**Task description**: Print every line from the one containing "Itemize the components" through the one containing "576, 899, 634]", inclusive, with each line reproduced character for character.

**Data entries**:
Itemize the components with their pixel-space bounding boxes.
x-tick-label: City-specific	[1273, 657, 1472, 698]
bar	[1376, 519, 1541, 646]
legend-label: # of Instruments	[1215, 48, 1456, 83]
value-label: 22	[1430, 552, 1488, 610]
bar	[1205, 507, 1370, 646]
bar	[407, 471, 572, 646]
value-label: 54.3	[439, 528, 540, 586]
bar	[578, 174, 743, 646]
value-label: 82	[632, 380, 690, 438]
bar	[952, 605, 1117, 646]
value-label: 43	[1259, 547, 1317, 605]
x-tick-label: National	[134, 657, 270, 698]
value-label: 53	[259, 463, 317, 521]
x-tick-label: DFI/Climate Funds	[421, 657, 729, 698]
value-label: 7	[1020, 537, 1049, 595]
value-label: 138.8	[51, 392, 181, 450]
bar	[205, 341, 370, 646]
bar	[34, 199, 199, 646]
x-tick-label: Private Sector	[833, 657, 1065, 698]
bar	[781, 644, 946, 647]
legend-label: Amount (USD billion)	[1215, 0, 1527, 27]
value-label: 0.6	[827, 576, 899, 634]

--

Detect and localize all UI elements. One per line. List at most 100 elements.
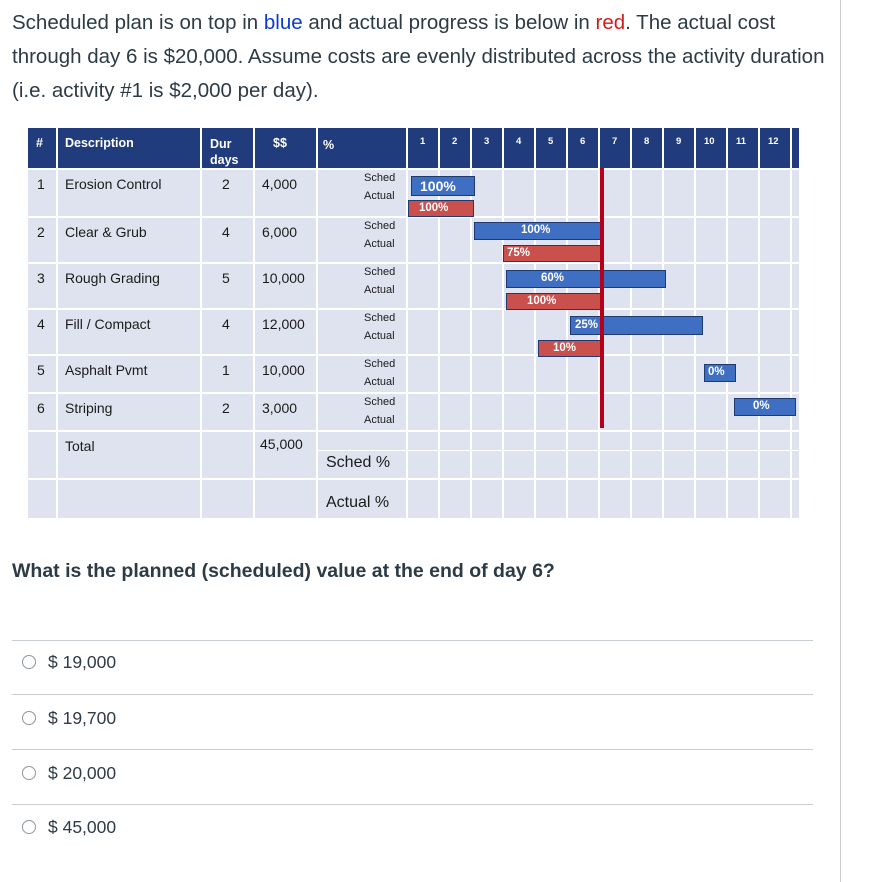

**Answer for this exercise**:
Itemize the components with their pixel-space bounding boxes.
x-tick-label: City-specific	[1273, 657, 1472, 698]
bar	[1376, 519, 1541, 646]
legend-label: # of Instruments	[1215, 48, 1456, 83]
value-label: 22	[1430, 552, 1488, 610]
bar	[1205, 507, 1370, 646]
bar	[407, 471, 572, 646]
value-label: 54.3	[439, 528, 540, 586]
bar	[578, 174, 743, 646]
value-label: 82	[632, 380, 690, 438]
bar	[952, 605, 1117, 646]
value-label: 43	[1259, 547, 1317, 605]
x-tick-label: National	[134, 657, 270, 698]
value-label: 53	[259, 463, 317, 521]
x-tick-label: DFI/Climate Funds	[421, 657, 729, 698]
value-label: 7	[1020, 537, 1049, 595]
value-label: 138.8	[51, 392, 181, 450]
bar	[205, 341, 370, 646]
bar	[34, 199, 199, 646]
x-tick-label: Private Sector	[833, 657, 1065, 698]
bar	[781, 644, 946, 647]
legend-label: Amount (USD billion)	[1215, 0, 1527, 27]
value-label: 0.6	[827, 576, 899, 634]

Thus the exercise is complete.